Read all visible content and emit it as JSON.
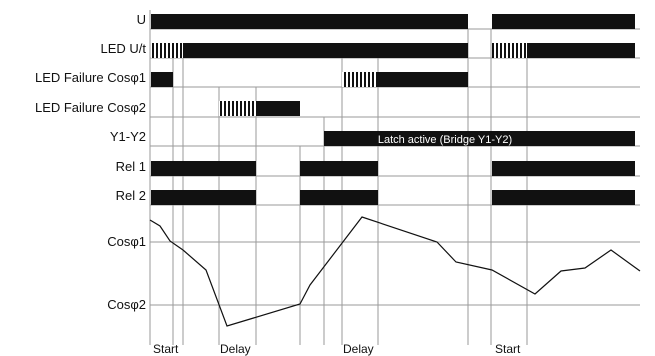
{
  "rows": [
    {
      "label": "U"
    },
    {
      "label": "LED U/t"
    },
    {
      "label": "LED Failure Cosφ1"
    },
    {
      "label": "LED Failure Cosφ2"
    },
    {
      "label": "Y1-Y2"
    },
    {
      "label": "Rel 1"
    },
    {
      "label": "Rel 2"
    }
  ],
  "latch_text": "Latch active (Bridge Y1-Y2)",
  "cos_labels": {
    "cos1": "Cosφ1",
    "cos2": "Cosφ2"
  },
  "events": {
    "start1": "Start",
    "delay1": "Delay",
    "delay2": "Delay",
    "start2": "Start"
  },
  "colors": {
    "bar": "#111111",
    "grid": "#9a9a9a",
    "text": "#111111"
  }
}
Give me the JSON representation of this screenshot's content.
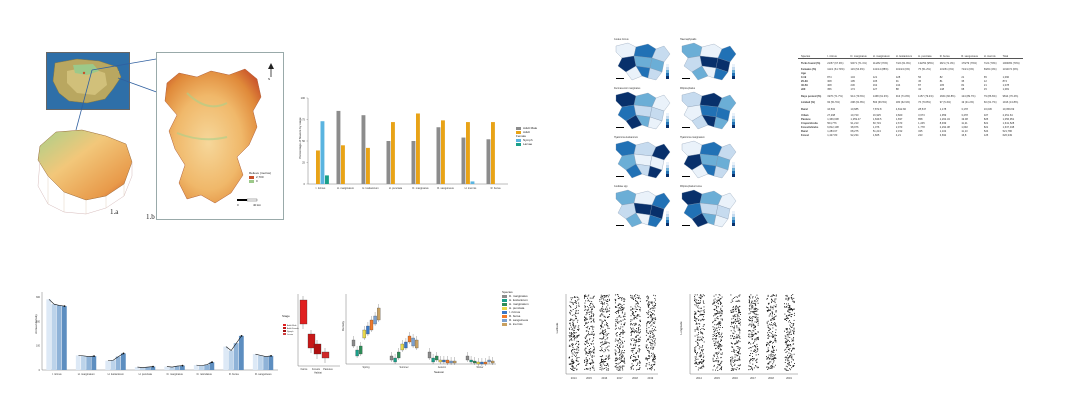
{
  "panel1": {
    "caption_a": "1.a",
    "caption_b": "1.b",
    "legend_title": "Relieve (metros)",
    "legend_high": "2,700",
    "legend_low": "0",
    "scale_zero": "0",
    "scale_unit": "40 km",
    "north": "N",
    "colors": {
      "sea": "#2e6fa8",
      "land": "#c9b36a",
      "low": "#f2c77a",
      "mid": "#e89a4a",
      "high": "#c8502a",
      "green": "#9cc98a"
    }
  },
  "panel2": {
    "ylabel": "Percentage of flowers by stage",
    "colors": {
      "adult_male": "#8c8c8c",
      "adult_female": "#e8a317",
      "nymph": "#5ab4e0",
      "larvae": "#1aa08a"
    },
    "legend": [
      "Adult Male",
      "Adult Female",
      "Nymph",
      "Larvae"
    ],
    "chart_data": {
      "type": "bar",
      "categories": [
        "I. ricinus",
        "H. marginatum",
        "H. lusitanicum",
        "H. punctata",
        "D. marginatus",
        "R. sanguineus",
        "H. inermis",
        "R. bursa"
      ],
      "series": [
        {
          "name": "Adult Male",
          "values": [
            0,
            85,
            80,
            50,
            50,
            66,
            54,
            52
          ]
        },
        {
          "name": "Adult Female",
          "values": [
            39,
            45,
            42,
            72,
            82,
            74,
            72,
            72
          ]
        },
        {
          "name": "Nymph",
          "values": [
            73,
            0,
            0,
            0,
            0,
            0,
            3,
            0
          ]
        },
        {
          "name": "Larvae",
          "values": [
            10,
            0,
            0,
            0,
            0,
            0,
            0,
            0
          ]
        }
      ],
      "ylim": [
        0,
        100
      ]
    }
  },
  "panel3": {
    "map_titles": [
      "Ixodes ricinus",
      "Haemaphysalis",
      "Dermacentor marginatus",
      "Rhipicephalus",
      "Hyalomma lusitanicum",
      "Hyalomma marginatum",
      "Ixodidae spp",
      "Rhipicephalus bursa"
    ],
    "shades": [
      "#eaf2fa",
      "#c6dbef",
      "#6baed6",
      "#2171b5",
      "#08306b"
    ]
  },
  "panel4": {
    "header": [
      "Species",
      "I. ricinus",
      "D. marginatus",
      "H. marginatum",
      "H. lusitanicum",
      "H. punctata",
      "R. bursa",
      "R. sanguineus",
      "H. inermis",
      "Total"
    ],
    "rows": [
      [
        "Ticks found (%)",
        "21/57 (67.9%)",
        "90/71 (71.1%)",
        "111/82 (70%)",
        "74/2 (61.9%)",
        "132/53 (95%)",
        "28/1 (71.3%)",
        "179/79 (79%)",
        "7/24 (70%)",
        "1009/83 (70%)"
      ],
      [
        "Females (%)",
        "111/1 (61.70%)",
        "119 (54.9%)",
        "141/14 (88%)",
        "101/24 (0%)",
        "75 (51.2%)",
        "131/51 (0%)",
        "71/21 (0%)",
        "69/64 (0%)",
        "1313/74 (0%)"
      ],
      [
        "Age",
        "",
        "",
        "",
        "",
        "",
        "",
        "",
        "",
        ""
      ],
      [
        "0-19",
        "874",
        "143",
        "121",
        "128",
        "56",
        "82",
        "21",
        "65",
        "1,090"
      ],
      [
        "20-39",
        "308",
        "195",
        "105",
        "91",
        "45",
        "81",
        "35",
        "12",
        "874"
      ],
      [
        "40-59",
        "408",
        "230",
        "162",
        "134",
        "87",
        "105",
        "81",
        "21",
        "1,078"
      ],
      [
        "≥60",
        "356",
        "174",
        "127",
        "88",
        "43",
        "148",
        "68",
        "15",
        "1,081"
      ],
      [
        "Days posted (%)",
        "1976 (71.7%)",
        "914 (79.6%)",
        "1468 (61.3%)",
        "913 (71.8%)",
        "1157 (79.4%)",
        "1664 (66.8%)",
        "124 (89.7%)",
        "79 (86.6%)",
        "9814 (76.4%)"
      ],
      [
        "Limited (%)",
        "93 (51.5%)",
        "298 (61.8%)",
        "593 (66.5%)",
        "180 (62.9%)",
        "76 (70.8%)",
        "97 (5.4%)",
        "19 (31.2%)",
        "60 (61.7%)",
        "1916 (13.8%)"
      ],
      [
        "Rural",
        "16,502",
        "10,685",
        "7,872.8",
        "4,812.82",
        "28,547",
        "1,178",
        "3,178",
        "16,036",
        "10,059.69"
      ],
      [
        "Urban",
        "27,298",
        "10,720",
        "16,925",
        "3,820",
        "3,673",
        "1,959",
        "3,478",
        "327",
        "2,251.64"
      ],
      [
        "Pasture",
        "1,366,608",
        "1,259.47",
        "1,849.5",
        "1,837",
        "858",
        "1,262.34",
        "19.08",
        "825",
        "1,056,951"
      ],
      [
        "Crops/shrubs",
        "504,776",
        "91,213",
        "60,719",
        "2,673",
        "1,245",
        "8,939",
        "11,21",
        "821",
        "1,641,528"
      ],
      [
        "Forest/shrubs",
        "6,812,108",
        "38,976",
        "1,076",
        "2,973",
        "1,778",
        "2,292.38",
        "1,692",
        "821",
        "1,637,348"
      ],
      [
        "Rural",
        "1,283.67",
        "68,275",
        "51,213",
        "2,152",
        "325",
        "1,102",
        "11,13",
        "524",
        "521,786"
      ],
      [
        "Forest",
        "1,427.83",
        "92,234",
        "1,825",
        "4,21",
        "223",
        "3,692",
        "16,8",
        "125",
        "626,349"
      ]
    ]
  },
  "panel5": {
    "ylabel": "Annual density",
    "categories": [
      "I. ricinus",
      "H. marginatum",
      "H. lusitanicum",
      "H. punctata",
      "D. marginatus",
      "D. reticulatus",
      "R. bursa",
      "R. sanguineus"
    ],
    "chart_data": {
      "type": "bar",
      "categories": [
        "I. ricinus",
        "H. marginatum",
        "H. lusitanicum",
        "H. punctata",
        "D. marginatus",
        "D. reticulatus",
        "R. bursa",
        "R. sanguineus"
      ],
      "series": [
        {
          "name": "Y1",
          "values": [
            290,
            60,
            38,
            12,
            14,
            20,
            96,
            65
          ]
        },
        {
          "name": "Y2",
          "values": [
            270,
            58,
            40,
            10,
            12,
            18,
            80,
            60
          ]
        },
        {
          "name": "Y3",
          "values": [
            265,
            55,
            55,
            12,
            16,
            22,
            110,
            55
          ]
        },
        {
          "name": "Y4",
          "values": [
            262,
            57,
            68,
            14,
            18,
            32,
            140,
            58
          ]
        }
      ],
      "ylim": [
        0,
        320
      ]
    },
    "colors": [
      "#dde9f6",
      "#bcd3ea",
      "#8fb3d8",
      "#5d8ec0"
    ]
  },
  "panel6": {
    "legend_title": "Stage",
    "legend_items": [
      "Adult Male",
      "Adult Female",
      "Nymph",
      "Larvae"
    ],
    "x_labels": [
      "Farms",
      "Forests",
      "Pastures"
    ],
    "xlabel": "Habitat",
    "colors": [
      "#e02020",
      "#c01818",
      "#a01010",
      "#d04040"
    ]
  },
  "panel7": {
    "ylabel": "Density",
    "xlabel": "Season",
    "legend_title": "Species",
    "legend_items": [
      "D. marginatus",
      "H. lusitanicum",
      "H. marginatum",
      "H. punctata",
      "I. ricinus",
      "R. bursa",
      "R. sanguineus",
      "H. inermis"
    ],
    "x_labels": [
      "Spring",
      "Summer",
      "Autumn",
      "Winter"
    ],
    "colors": [
      "#8c8c8c",
      "#1aa08a",
      "#2e8b57",
      "#e8d84a",
      "#3a78c8",
      "#f07a2a",
      "#7aa0d0",
      "#c8a060"
    ]
  },
  "panel8": {
    "ylabel": "Latitude",
    "x_labels": [
      "2014",
      "2015",
      "2016",
      "2017",
      "2018",
      "2019"
    ]
  },
  "panel9": {
    "ylabel": "Longitude",
    "x_labels": [
      "2014",
      "2015",
      "2016",
      "2017",
      "2018",
      "2019"
    ]
  }
}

■ ■ ■ ■

_WHAT YOU SHOULD DO:_ List all lines where "name" occurs.

_OUTPUT OF THE EXERCISE:_
          "name": "Adult Male",
          "name": "Adult Female",
          "name": "Nymph",
          "name": "Larvae",
          "name": "Y1",
          "name": "Y2",
          "name": "Y3",
          "name": "Y4",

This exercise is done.